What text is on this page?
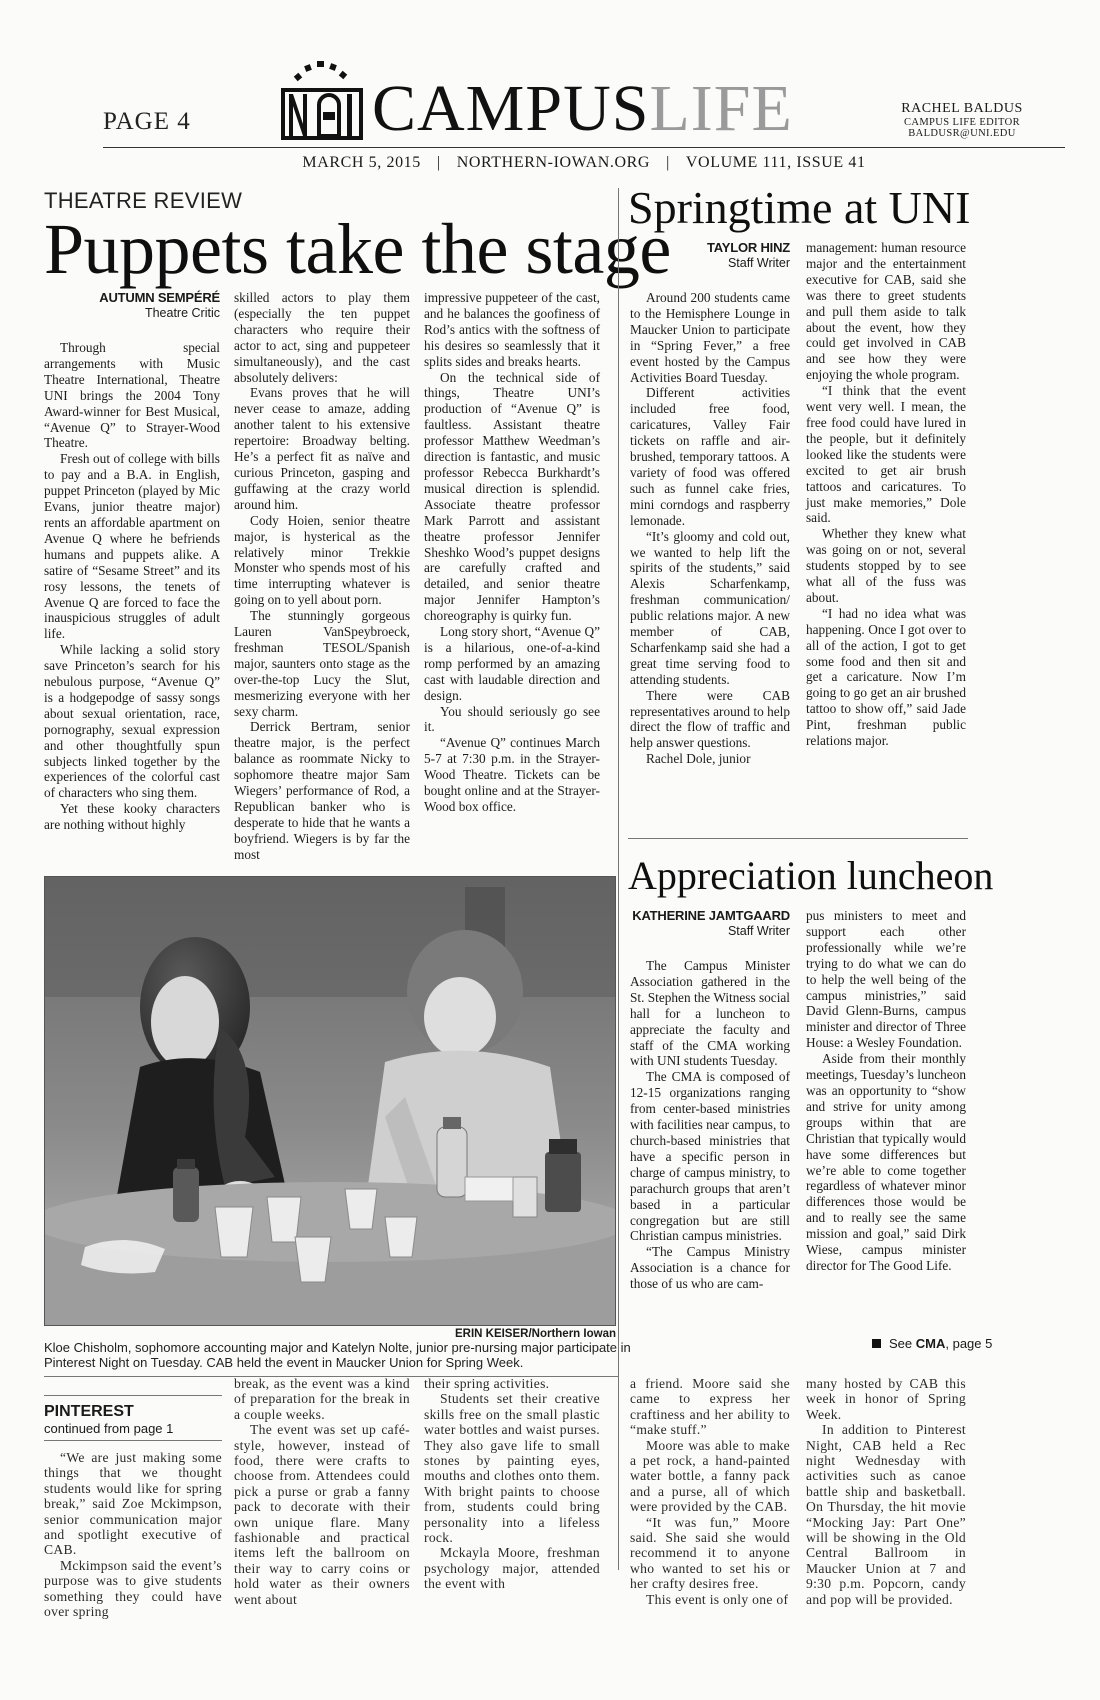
PAGE 4	CAMPUSLIFE	RACHEL BALDUS
CAMPUS LIFE EDITOR
BALDUSR@UNI.EDU
MARCH 5, 2015 | NORTHERN-IOWAN.ORG | VOLUME 111, ISSUE 41
THEATRE REVIEW
Puppets take the stage
AUTUMN SEMPÉRÉ
Theatre Critic

Through special arrangements with Music Theatre International, Theatre UNI brings the 2004 Tony Award-winner for Best Musical, “Avenue Q” to Strayer-Wood Theatre.

Fresh out of college with bills to pay and a B.A. in English, puppet Princeton (played by Mic Evans, junior theatre major) rents an affordable apartment on Avenue Q where he befriends humans and puppets alike. A satire of “Sesame Street” and its rosy lessons, the tenets of Avenue Q are forced to face the inauspicious struggles of adult life.

While lacking a solid story save Princeton’s search for his nebulous purpose, “Avenue Q” is a hodgepodge of sassy songs about sexual orientation, race, pornography, sexual expression and other thoughtfully spun subjects linked together by the experiences of the colorful cast of characters who sing them.

Yet these kooky characters are nothing without highly

skilled actors to play them (especially the ten puppet characters who require their actor to act, sing and puppeteer simultaneously), and the cast absolutely delivers:

Evans proves that he will never cease to amaze, adding another talent to his extensive repertoire: Broadway belting. He’s a perfect fit as naïve and curious Princeton, gasping and guffawing at the crazy world around him.

Cody Hoien, senior theatre major, is hysterical as the relatively minor Trekkie Monster who spends most of his time interrupting whatever is going on to yell about porn.

The stunningly gorgeous Lauren VanSpeybroeck, freshman TESOL/Spanish major, saunters onto stage as the over-the-top Lucy the Slut, mesmerizing everyone with her sexy charm.

Derrick Bertram, senior theatre major, is the perfect balance as roommate Nicky to sophomore theatre major Sam Wiegers’ performance of Rod, a Republican banker who is desperate to hide that he wants a boyfriend. Wiegers is by far the most

impressive puppeteer of the cast, and he balances the goofiness of Rod’s antics with the softness of his desires so seamlessly that it splits sides and breaks hearts.

On the technical side of things, Theatre UNI’s production of “Avenue Q” is faultless. Assistant theatre professor Matthew Weedman’s direction is fantastic, and music professor Rebecca Burkhardt’s musical direction is splendid. Associate theatre professor Mark Parrott and assistant theatre professor Jennifer Sheshko Wood’s puppet designs are carefully crafted and detailed, and senior theatre major Jennifer Hampton’s choreography is quirky fun.

Long story short, “Avenue Q” is a hilarious, one-of-a-kind romp performed by an amazing cast with laudable direction and design.

You should seriously go see it.

“Avenue Q” continues March 5-7 at 7:30 p.m. in the Strayer-Wood Theatre. Tickets can be bought online and at the Strayer-Wood box office.

Springtime at UNI
TAYLOR HINZ
Staff Writer

Around 200 students came to the Hemisphere Lounge in Maucker Union to participate in “Spring Fever,” a free event hosted by the Campus Activities Board Tuesday.

Different activities included free food, caricatures, Valley Fair tickets on raffle and air-brushed, temporary tattoos. A variety of food was offered such as funnel cake fries, mini corndogs and raspberry lemonade.

“It’s gloomy and cold out, we wanted to help lift the spirits of the students,” said Alexis Scharfenkamp, freshman communication/ public relations major. A new member of CAB, Scharfenkamp said she had a great time serving food to attending students.

There were CAB representatives around to help direct the flow of traffic and help answer questions.

Rachel Dole, junior

management: human resource major and the entertainment executive for CAB, said she was there to greet students and pull them aside to talk about the event, how they could get involved in CAB and see how they were enjoying the whole program.

“I think that the event went very well. I mean, the free food could have lured in the people, but it definitely looked like the students were excited to get air brush tattoos and caricatures. To just make memories,” Dole said.

Whether they knew what was going on or not, several students stopped by to see what all of the fuss was about.

“I had no idea what was happening. Once I got over to all of the action, I got to get some food and then sit and get a caricature. Now I’m going to go get an air brushed tattoo to show off,” said Jade Pint, freshman public relations major.

Appreciation luncheon
KATHERINE JAMTGAARD
Staff Writer

The Campus Minister Association gathered in the St. Stephen the Witness social hall for a luncheon to appreciate the faculty and staff of the CMA working with UNI students Tuesday.

The CMA is composed of 12-15 organizations ranging from center-based ministries with facilities near campus, to church-based ministries that have a specific person in charge of campus ministry, to parachurch groups that aren’t based in a particular congregation but are still Christian campus ministries.

“The Campus Ministry Association is a chance for those of us who are cam-

pus ministers to meet and support each other professionally while we’re trying to do what we can do to help the well being of the campus ministries,” said David Glenn-Burns, campus minister and director of Three House: a Wesley Foundation.

Aside from their monthly meetings, Tuesday’s luncheon was an opportunity to “show and strive for unity among groups within that are Christian that typically would have some differences but we’re able to come together regardless of whatever minor differences those would be and to really see the same mission and goal,” said Dirk Wiese, campus minister director for The Good Life.

See CMA, page 5
ERIN KEISER/Northern Iowan
Kloe Chisholm, sophomore accounting major and Katelyn Nolte, junior pre-nursing major participate in Pinterest Night on Tuesday. CAB held the event in Maucker Union for Spring Week.
PINTEREST
continued from page 1

“We are just making some things that we thought students would like for spring break,” said Zoe Mckimpson, senior communication major and spotlight executive of CAB.

Mckimpson said the event’s purpose was to give students something they could have over spring

break, as the event was a kind of preparation for the break in a couple weeks.

The event was set up café-style, however, instead of food, there were crafts to choose from. Attendees could pick a purse or grab a fanny pack to decorate with their own unique flare. Many fashionable and practical items left the ballroom on their way to carry coins or hold water as their owners went about

their spring activities.

Students set their creative skills free on the small plastic water bottles and waist purses. They also gave life to small stones by painting eyes, mouths and clothes onto them. With bright paints to choose from, students could bring personality into a lifeless rock.

Mckayla Moore, freshman psychology major, attended the event with

a friend. Moore said she came to express her craftiness and her ability to “make stuff.”

Moore was able to make a pet rock, a hand-painted water bottle, a fanny pack and a purse, all of which were provided by the CAB.

“It was fun,” Moore said. She said she would recommend it to anyone who wanted to set his or her crafty desires free.

This event is only one of

many hosted by CAB this week in honor of Spring Week.

In addition to Pinterest Night, CAB held a Rec night Wednesday with activities such as canoe battle ship and basketball. On Thursday, the hit movie “Mocking Jay: Part One” will be showing in the Old Central Ballroom in Maucker Union at 7 and 9:30 p.m. Popcorn, candy and pop will be provided.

Request »
Look through the entries and find each line that has the string "Dole". Copy those lines.

Exercise answer »
Rachel Dole, junior
“I think that the event went very well. I mean, the free food could have lured in the people, but it definitely looked like the students were excited to get air brush tattoos and caricatures. To just make memories,” Dole said.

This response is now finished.